───── ROWS

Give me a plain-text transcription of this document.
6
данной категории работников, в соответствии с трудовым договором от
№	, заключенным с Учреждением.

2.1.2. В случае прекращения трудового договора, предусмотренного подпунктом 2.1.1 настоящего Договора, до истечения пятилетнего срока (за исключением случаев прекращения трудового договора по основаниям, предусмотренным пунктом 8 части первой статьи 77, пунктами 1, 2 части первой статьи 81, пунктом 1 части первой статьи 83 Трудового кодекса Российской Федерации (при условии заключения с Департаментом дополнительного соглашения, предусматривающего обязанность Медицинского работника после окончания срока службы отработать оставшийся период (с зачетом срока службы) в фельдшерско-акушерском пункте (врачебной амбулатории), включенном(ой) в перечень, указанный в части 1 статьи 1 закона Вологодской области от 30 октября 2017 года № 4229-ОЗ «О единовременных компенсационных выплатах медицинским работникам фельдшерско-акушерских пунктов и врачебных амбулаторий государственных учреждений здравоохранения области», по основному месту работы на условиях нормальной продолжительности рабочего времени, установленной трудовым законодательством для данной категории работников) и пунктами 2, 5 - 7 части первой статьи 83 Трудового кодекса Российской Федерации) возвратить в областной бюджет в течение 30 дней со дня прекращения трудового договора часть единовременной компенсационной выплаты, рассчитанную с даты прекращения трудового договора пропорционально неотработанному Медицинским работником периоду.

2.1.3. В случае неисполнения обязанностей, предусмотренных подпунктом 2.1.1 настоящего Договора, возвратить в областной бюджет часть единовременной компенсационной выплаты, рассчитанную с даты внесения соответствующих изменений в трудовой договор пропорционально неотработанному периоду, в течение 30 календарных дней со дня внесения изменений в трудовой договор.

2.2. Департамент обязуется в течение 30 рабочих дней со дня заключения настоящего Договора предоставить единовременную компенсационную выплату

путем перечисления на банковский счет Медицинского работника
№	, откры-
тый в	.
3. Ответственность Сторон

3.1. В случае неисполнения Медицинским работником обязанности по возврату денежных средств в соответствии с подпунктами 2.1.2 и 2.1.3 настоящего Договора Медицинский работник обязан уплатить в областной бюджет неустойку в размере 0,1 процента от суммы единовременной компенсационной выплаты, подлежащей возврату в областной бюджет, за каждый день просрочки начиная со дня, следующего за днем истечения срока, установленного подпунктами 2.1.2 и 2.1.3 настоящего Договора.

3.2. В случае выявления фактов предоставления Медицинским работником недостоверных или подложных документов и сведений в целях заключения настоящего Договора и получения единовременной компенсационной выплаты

──────────

→ **WHAT THE TASK ASKS**: All of the entries above need to be reproduced exactly.

→ **REPLY TO THE TASK**:
Give me a plain-text transcription of this document.
6
данной категории работников, в соответствии с трудовым договором от
№	, заключенным с Учреждением.

2.1.2. В случае прекращения трудового договора, предусмотренного подпунктом 2.1.1 настоящего Договора, до истечения пятилетнего срока (за исключением случаев прекращения трудового договора по основаниям, предусмотренным пунктом 8 части первой статьи 77, пунктами 1, 2 части первой статьи 81, пунктом 1 части первой статьи 83 Трудового кодекса Российской Федерации (при условии заключения с Департаментом дополнительного соглашения, предусматривающего обязанность Медицинского работника после окончания срока службы отработать оставшийся период (с зачетом срока службы) в фельдшерско-акушерском пункте (врачебной амбулатории), включенном(ой) в перечень, указанный в части 1 статьи 1 закона Вологодской области от 30 октября 2017 года № 4229-ОЗ «О единовременных компенсационных выплатах медицинским работникам фельдшерско-акушерских пунктов и врачебных амбулаторий государственных учреждений здравоохранения области», по основному месту работы на условиях нормальной продолжительности рабочего времени, установленной трудовым законодательством для данной категории работников) и пунктами 2, 5 - 7 части первой статьи 83 Трудового кодекса Российской Федерации) возвратить в областной бюджет в течение 30 дней со дня прекращения трудового договора часть единовременной компенсационной выплаты, рассчитанную с даты прекращения трудового договора пропорционально неотработанному Медицинским работником периоду.

2.1.3. В случае неисполнения обязанностей, предусмотренных подпунктом 2.1.1 настоящего Договора, возвратить в областной бюджет часть единовременной компенсационной выплаты, рассчитанную с даты внесения соответствующих изменений в трудовой договор пропорционально неотработанному периоду, в течение 30 календарных дней со дня внесения изменений в трудовой договор.

2.2. Департамент обязуется в течение 30 рабочих дней со дня заключения настоящего Договора предоставить единовременную компенсационную выплату

путем перечисления на банковский счет Медицинского работника
№	, откры-
тый в	.
3. Ответственность Сторон

3.1. В случае неисполнения Медицинским работником обязанности по возврату денежных средств в соответствии с подпунктами 2.1.2 и 2.1.3 настоящего Договора Медицинский работник обязан уплатить в областной бюджет неустойку в размере 0,1 процента от суммы единовременной компенсационной выплаты, подлежащей возврату в областной бюджет, за каждый день просрочки начиная со дня, следующего за днем истечения срока, установленного подпунктами 2.1.2 и 2.1.3 настоящего Договора.

3.2. В случае выявления фактов предоставления Медицинским работником недостоверных или подложных документов и сведений в целях заключения настоящего Договора и получения единовременной компенсационной выплаты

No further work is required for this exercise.